Requirements: Output every entry exactly, from the first line to the last.

Material for this task:
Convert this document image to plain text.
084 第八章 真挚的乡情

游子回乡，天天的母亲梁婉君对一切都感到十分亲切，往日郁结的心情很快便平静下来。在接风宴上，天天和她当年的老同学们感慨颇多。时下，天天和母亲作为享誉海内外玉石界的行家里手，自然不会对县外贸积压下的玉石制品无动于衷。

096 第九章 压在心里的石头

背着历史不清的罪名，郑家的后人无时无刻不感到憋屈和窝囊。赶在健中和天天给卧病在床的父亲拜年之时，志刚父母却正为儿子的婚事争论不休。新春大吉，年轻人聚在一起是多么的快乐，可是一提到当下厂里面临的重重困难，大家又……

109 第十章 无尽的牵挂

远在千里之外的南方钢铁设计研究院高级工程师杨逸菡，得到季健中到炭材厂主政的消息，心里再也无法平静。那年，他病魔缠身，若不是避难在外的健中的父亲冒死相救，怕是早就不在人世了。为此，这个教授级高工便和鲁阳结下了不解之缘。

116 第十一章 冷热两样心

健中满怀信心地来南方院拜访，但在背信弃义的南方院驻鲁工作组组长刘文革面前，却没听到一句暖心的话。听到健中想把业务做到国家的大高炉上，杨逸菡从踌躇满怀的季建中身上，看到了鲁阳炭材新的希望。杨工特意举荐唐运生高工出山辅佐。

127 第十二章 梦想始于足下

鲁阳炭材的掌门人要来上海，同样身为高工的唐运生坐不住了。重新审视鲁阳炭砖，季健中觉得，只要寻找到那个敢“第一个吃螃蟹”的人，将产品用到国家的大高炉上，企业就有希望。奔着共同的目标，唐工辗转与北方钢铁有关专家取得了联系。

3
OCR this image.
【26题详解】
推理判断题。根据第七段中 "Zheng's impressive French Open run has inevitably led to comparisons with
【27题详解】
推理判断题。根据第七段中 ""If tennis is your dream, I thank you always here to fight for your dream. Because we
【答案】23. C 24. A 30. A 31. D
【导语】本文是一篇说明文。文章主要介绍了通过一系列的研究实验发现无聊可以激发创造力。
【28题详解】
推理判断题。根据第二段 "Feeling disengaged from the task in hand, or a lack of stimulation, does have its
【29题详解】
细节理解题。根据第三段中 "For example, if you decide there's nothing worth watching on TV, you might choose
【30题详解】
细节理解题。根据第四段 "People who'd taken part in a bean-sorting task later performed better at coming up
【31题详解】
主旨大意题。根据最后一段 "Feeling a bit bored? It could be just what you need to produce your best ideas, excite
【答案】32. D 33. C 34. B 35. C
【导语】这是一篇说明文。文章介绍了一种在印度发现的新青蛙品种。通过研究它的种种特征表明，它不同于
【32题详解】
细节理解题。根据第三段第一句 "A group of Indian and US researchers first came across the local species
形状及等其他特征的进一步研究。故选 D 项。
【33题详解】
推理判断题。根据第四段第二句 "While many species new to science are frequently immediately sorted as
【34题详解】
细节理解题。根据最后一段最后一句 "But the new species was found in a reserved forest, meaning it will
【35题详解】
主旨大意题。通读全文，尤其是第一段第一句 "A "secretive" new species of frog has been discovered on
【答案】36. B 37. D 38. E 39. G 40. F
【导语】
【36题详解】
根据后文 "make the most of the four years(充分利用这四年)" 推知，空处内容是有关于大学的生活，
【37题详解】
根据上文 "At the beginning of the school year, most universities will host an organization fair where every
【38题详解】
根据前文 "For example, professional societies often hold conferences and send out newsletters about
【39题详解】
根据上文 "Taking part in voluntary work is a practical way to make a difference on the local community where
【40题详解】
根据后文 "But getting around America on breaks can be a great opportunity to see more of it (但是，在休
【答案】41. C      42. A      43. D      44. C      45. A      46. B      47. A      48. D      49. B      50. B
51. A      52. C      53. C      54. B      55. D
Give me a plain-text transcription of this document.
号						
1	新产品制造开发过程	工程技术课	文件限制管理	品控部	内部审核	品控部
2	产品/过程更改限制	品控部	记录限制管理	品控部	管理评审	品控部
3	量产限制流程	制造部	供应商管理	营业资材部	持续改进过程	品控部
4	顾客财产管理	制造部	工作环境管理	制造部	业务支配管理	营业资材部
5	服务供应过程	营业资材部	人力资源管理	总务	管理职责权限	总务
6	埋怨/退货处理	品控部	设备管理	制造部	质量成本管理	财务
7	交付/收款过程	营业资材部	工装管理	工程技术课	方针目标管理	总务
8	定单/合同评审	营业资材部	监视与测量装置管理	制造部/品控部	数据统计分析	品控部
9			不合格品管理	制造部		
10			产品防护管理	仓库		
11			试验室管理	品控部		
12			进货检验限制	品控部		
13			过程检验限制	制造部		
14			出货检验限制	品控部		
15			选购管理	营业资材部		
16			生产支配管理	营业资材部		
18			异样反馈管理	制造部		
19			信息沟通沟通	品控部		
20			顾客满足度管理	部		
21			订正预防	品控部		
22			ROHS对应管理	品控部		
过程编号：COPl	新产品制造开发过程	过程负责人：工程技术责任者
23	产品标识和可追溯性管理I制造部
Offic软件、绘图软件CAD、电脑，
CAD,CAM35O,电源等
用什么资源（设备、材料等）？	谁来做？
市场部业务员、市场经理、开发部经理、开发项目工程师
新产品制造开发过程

Output of the task:
Convert this document image to plain text.
084 第八章 真挚的乡情

游子回乡，天天的母亲梁婉君对一切都感到十分亲切，往日郁结的心情很快便平静下来。在接风宴上，天天和她当年的老同学们感慨颇多。时下，天天和母亲作为享誉海内外玉石界的行家里手，自然不会对县外贸积压下的玉石制品无动于衷。

096 第九章 压在心里的石头

背着历史不清的罪名，郑家的后人无时无刻不感到憋屈和窝囊。赶在健中和天天给卧病在床的父亲拜年之时，志刚父母却正为儿子的婚事争论不休。新春大吉，年轻人聚在一起是多么的快乐，可是一提到当下厂里面临的重重困难，大家又……

109 第十章 无尽的牵挂

远在千里之外的南方钢铁设计研究院高级工程师杨逸菡，得到季健中到炭材厂主政的消息，心里再也无法平静。那年，他病魔缠身，若不是避难在外的健中的父亲冒死相救，怕是早就不在人世了。为此，这个教授级高工便和鲁阳结下了不解之缘。

116 第十一章 冷热两样心

健中满怀信心地来南方院拜访，但在背信弃义的南方院驻鲁工作组组长刘文革面前，却没听到一句暖心的话。听到健中想把业务做到国家的大高炉上，杨逸菡从踌躇满怀的季建中身上，看到了鲁阳炭材新的希望。杨工特意举荐唐运生高工出山辅佐。

127 第十二章 梦想始于足下

鲁阳炭材的掌门人要来上海，同样身为高工的唐运生坐不住了。重新审视鲁阳炭砖，季健中觉得，只要寻找到那个敢“第一个吃螃蟹”的人，将产品用到国家的大高炉上，企业就有希望。奔着共同的目标，唐工辗转与北方钢铁有关专家取得了联系。

3
OCR this image.
【26题详解】
推理判断题。根据第七段中 "Zheng's impressive French Open run has inevitably led to comparisons with
【27题详解】
推理判断题。根据第七段中 ""If tennis is your dream, I thank you always here to fight for your dream. Because we
【答案】23. C 24. A 30. A 31. D
【导语】本文是一篇说明文。文章主要介绍了通过一系列的研究实验发现无聊可以激发创造力。
【28题详解】
推理判断题。根据第二段 "Feeling disengaged from the task in hand, or a lack of stimulation, does have its
【29题详解】
细节理解题。根据第三段中 "For example, if you decide there's nothing worth watching on TV, you might choose
【30题详解】
细节理解题。根据第四段 "People who'd taken part in a bean-sorting task later performed better at coming up
【31题详解】
主旨大意题。根据最后一段 "Feeling a bit bored? It could be just what you need to produce your best ideas, excite
【答案】32. D 33. C 34. B 35. C
【导语】这是一篇说明文。文章介绍了一种在印度发现的新青蛙品种。通过研究它的种种特征表明，它不同于
【32题详解】
细节理解题。根据第三段第一句 "A group of Indian and US researchers first came across the local species
形状及等其他特征的进一步研究。故选 D 项。
【33题详解】
推理判断题。根据第四段第二句 "While many species new to science are frequently immediately sorted as
【34题详解】
细节理解题。根据最后一段最后一句 "But the new species was found in a reserved forest, meaning it will
【35题详解】
主旨大意题。通读全文，尤其是第一段第一句 "A "secretive" new species of frog has been discovered on
【答案】36. B 37. D 38. E 39. G 40. F
【导语】
【36题详解】
根据后文 "make the most of the four years(充分利用这四年)" 推知，空处内容是有关于大学的生活，
【37题详解】
根据上文 "At the beginning of the school year, most universities will host an organization fair where every
【38题详解】
根据前文 "For example, professional societies often hold conferences and send out newsletters about
【39题详解】
根据上文 "Taking part in voluntary work is a practical way to make a difference on the local community where
【40题详解】
根据后文 "But getting around America on breaks can be a great opportunity to see more of it (但是，在休
【答案】41. C      42. A      43. D      44. C      45. A      46. B      47. A      48. D      49. B      50. B
51. A      52. C      53. C      54. B      55. D
Give me a plain-text transcription of this document.
号						
1	新产品制造开发过程	工程技术课	文件限制管理	品控部	内部审核	品控部
2	产品/过程更改限制	品控部	记录限制管理	品控部	管理评审	品控部
3	量产限制流程	制造部	供应商管理	营业资材部	持续改进过程	品控部
4	顾客财产管理	制造部	工作环境管理	制造部	业务支配管理	营业资材部
5	服务供应过程	营业资材部	人力资源管理	总务	管理职责权限	总务
6	埋怨/退货处理	品控部	设备管理	制造部	质量成本管理	财务
7	交付/收款过程	营业资材部	工装管理	工程技术课	方针目标管理	总务
8	定单/合同评审	营业资材部	监视与测量装置管理	制造部/品控部	数据统计分析	品控部
9			不合格品管理	制造部		
10			产品防护管理	仓库		
11			试验室管理	品控部		
12			进货检验限制	品控部		
13			过程检验限制	制造部		
14			出货检验限制	品控部		
15			选购管理	营业资材部		
16			生产支配管理	营业资材部		
18			异样反馈管理	制造部		
19			信息沟通沟通	品控部		
20			顾客满足度管理	部		
21			订正预防	品控部		
22			ROHS对应管理	品控部		
过程编号：COPl	新产品制造开发过程	过程负责人：工程技术责任者
23	产品标识和可追溯性管理I制造部
Offic软件、绘图软件CAD、电脑，
CAD,CAM35O,电源等
用什么资源（设备、材料等）？	谁来做？
市场部业务员、市场经理、开发部经理、开发项目工程师
新产品制造开发过程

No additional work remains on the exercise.